• **What you are asked to do**
Select each line where the word "อแรงงาน" appears.

• **Records for the task**
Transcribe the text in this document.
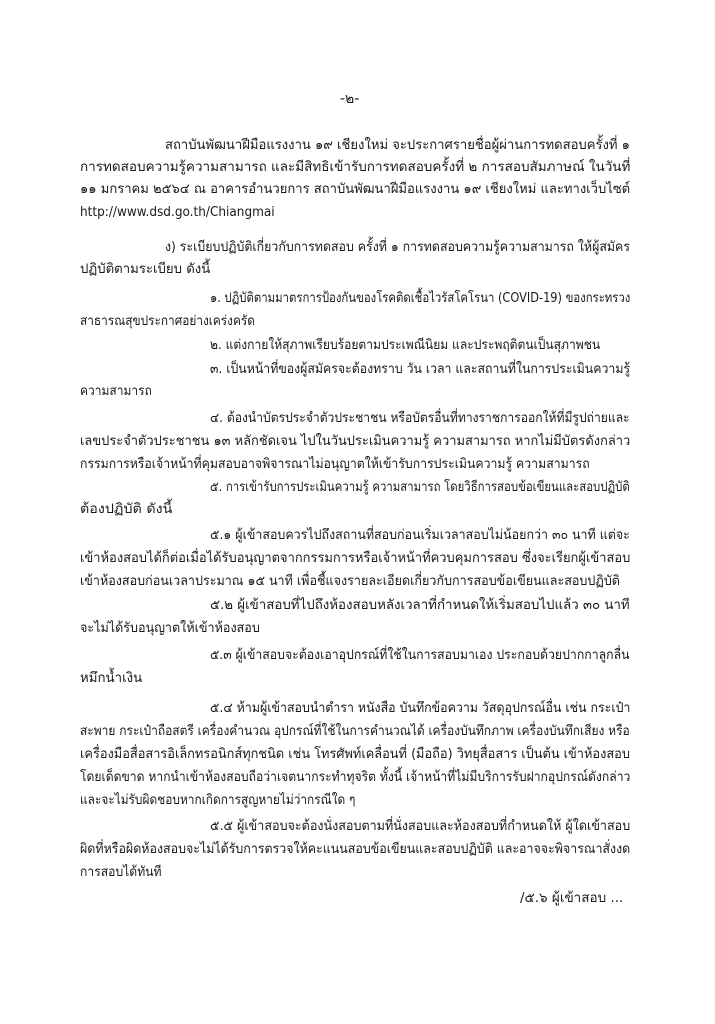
-๒-
สถาบันพัฒนาฝีมือแรงงาน ๑๙ เชียงใหม่ จะประกาศรายชื่อผู้ผ่านการทดสอบครั้งที่ ๑
การทดสอบความรู้ความสามารถ และมีสิทธิเข้ารับการทดสอบครั้งที่ ๒ การสอบสัมภาษณ์ ในวันที่
๑๑ มกราคม ๒๕๖๔ ณ อาคารอำนวยการ สถาบันพัฒนาฝีมือแรงงาน ๑๙ เชียงใหม่ และทางเว็บไซต์
http://www.dsd.go.th/Chiangmai
ง) ระเบียบปฏิบัติเกี่ยวกับการทดสอบ ครั้งที่ ๑ การทดสอบความรู้ความสามารถ ให้ผู้สมัคร
ปฏิบัติตามระเบียบ ดังนี้
๑. ปฏิบัติตามมาตรการป้องกันของโรคติดเชื้อไวรัสโคโรนา (COVID-19) ของกระทรวง
สาธารณสุขประกาศอย่างเคร่งครัด
๒. แต่งกายให้สุภาพเรียบร้อยตามประเพณีนิยม และประพฤติตนเป็นสุภาพชน
๓. เป็นหน้าที่ของผู้สมัครจะต้องทราบ วัน เวลา และสถานที่ในการประเมินความรู้
ความสามารถ
๔. ต้องนำบัตรประจำตัวประชาชน หรือบัตรอื่นที่ทางราชการออกให้ที่มีรูปถ่ายและ
เลขประจำตัวประชาชน ๑๓ หลักชัดเจน ไปในวันประเมินความรู้ ความสามารถ หากไม่มีบัตรดังกล่าว
กรรมการหรือเจ้าหน้าที่คุมสอบอาจพิจารณาไม่อนุญาตให้เข้ารับการประเมินความรู้ ความสามารถ
๕. การเข้ารับการประเมินความรู้ ความสามารถ โดยวิธีการสอบข้อเขียนและสอบปฏิบัติ
ต้องปฏิบัติ ดังนี้
๕.๑ ผู้เข้าสอบควรไปถึงสถานที่สอบก่อนเริ่มเวลาสอบไม่น้อยกว่า ๓๐ นาที แต่จะ
เข้าห้องสอบได้ก็ต่อเมื่อได้รับอนุญาตจากกรรมการหรือเจ้าหน้าที่ควบคุมการสอบ ซึ่งจะเรียกผู้เข้าสอบ
เข้าห้องสอบก่อนเวลาประมาณ ๑๕ นาที เพื่อชี้แจงรายละเอียดเกี่ยวกับการสอบข้อเขียนและสอบปฏิบัติ
๕.๒ ผู้เข้าสอบที่ไปถึงห้องสอบหลังเวลาที่กำหนดให้เริ่มสอบไปแล้ว ๓๐ นาที
จะไม่ได้รับอนุญาตให้เข้าห้องสอบ
๕.๓ ผู้เข้าสอบจะต้องเอาอุปกรณ์ที่ใช้ในการสอบมาเอง ประกอบด้วยปากกาลูกลื่น
หมึกน้ำเงิน
๕.๔ ห้ามผู้เข้าสอบนำตำรา หนังสือ บันทึกข้อความ วัสดุอุปกรณ์อื่น เช่น กระเป๋า
สะพาย กระเป๋าถือสตรี เครื่องคำนวณ อุปกรณ์ที่ใช้ในการคำนวณได้ เครื่องบันทึกภาพ เครื่องบันทึกเสียง หรือ
เครื่องมือสื่อสารอิเล็กทรอนิกส์ทุกชนิด เช่น โทรศัพท์เคลื่อนที่ (มือถือ) วิทยุสื่อสาร เป็นต้น เข้าห้องสอบ
โดยเด็ดขาด หากนำเข้าห้องสอบถือว่าเจตนากระทำทุจริต ทั้งนี้ เจ้าหน้าที่ไม่มีบริการรับฝากอุปกรณ์ดังกล่าว
และจะไม่รับผิดชอบหากเกิดการสูญหายไม่ว่ากรณีใด ๆ
๕.๕ ผู้เข้าสอบจะต้องนั่งสอบตามที่นั่งสอบและห้องสอบที่กำหนดให้ ผู้ใดเข้าสอบ
ผิดที่หรือผิดห้องสอบจะไม่ได้รับการตรวจให้คะแนนสอบข้อเขียนและสอบปฏิบัติ และอาจจะพิจารณาสั่งงด
การสอบได้ทันที
/๕.๖ ผู้เข้าสอบ ...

• **Final result**
สถาบันพัฒนาฝีมือแรงงาน ๑๙ เชียงใหม่ จะประกาศรายชื่อผู้ผ่านการทดสอบครั้งที่ ๑
๑๑ มกราคม ๒๕๖๔ ณ อาคารอำนวยการ สถาบันพัฒนาฝีมือแรงงาน ๑๙ เชียงใหม่ และทางเว็บไซต์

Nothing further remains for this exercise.